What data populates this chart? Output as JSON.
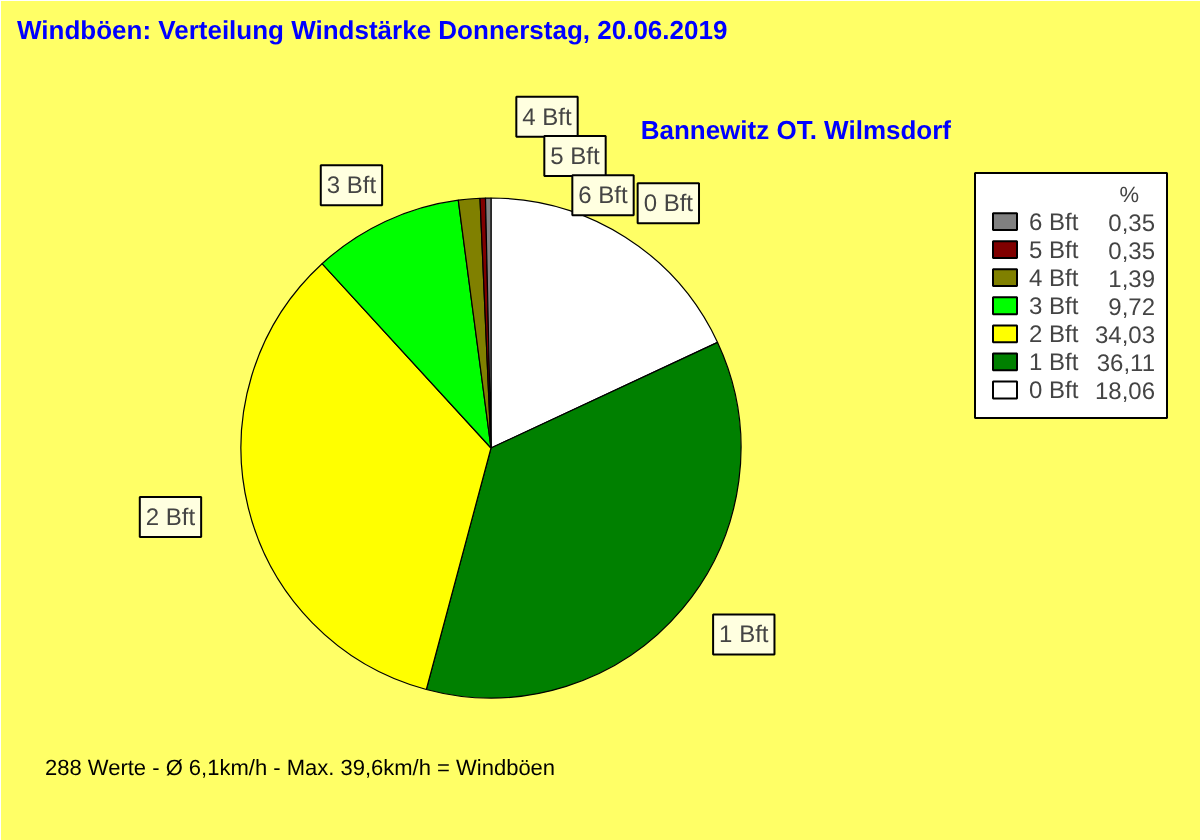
{
  "chart_data": {
    "type": "pie",
    "title": "Windböen: Verteilung Windstärke  Donnerstag, 20.06.2019",
    "subtitle": "Bannewitz OT. Wilmsdorf",
    "categories": [
      "0 Bft",
      "1 Bft",
      "2 Bft",
      "3 Bft",
      "4 Bft",
      "5 Bft",
      "6 Bft"
    ],
    "values": [
      18.06,
      36.11,
      34.03,
      9.72,
      1.39,
      0.35,
      0.35
    ],
    "value_labels": [
      "18,06",
      "36,11",
      "34,03",
      "9,72",
      "1,39",
      "0,35",
      "0,35"
    ],
    "colors": [
      "#ffffff",
      "#008000",
      "#ffff00",
      "#00ff00",
      "#808000",
      "#800000",
      "#808080"
    ],
    "legend": "top right",
    "legend_title": "%",
    "annotations": [
      "288 Werte   -   Ø 6,1km/h  -  Max. 39,6km/h = Windböen"
    ]
  }
}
• • • •
Give the count of lines in the data above that hold the string "Windböen", with no additional words.

2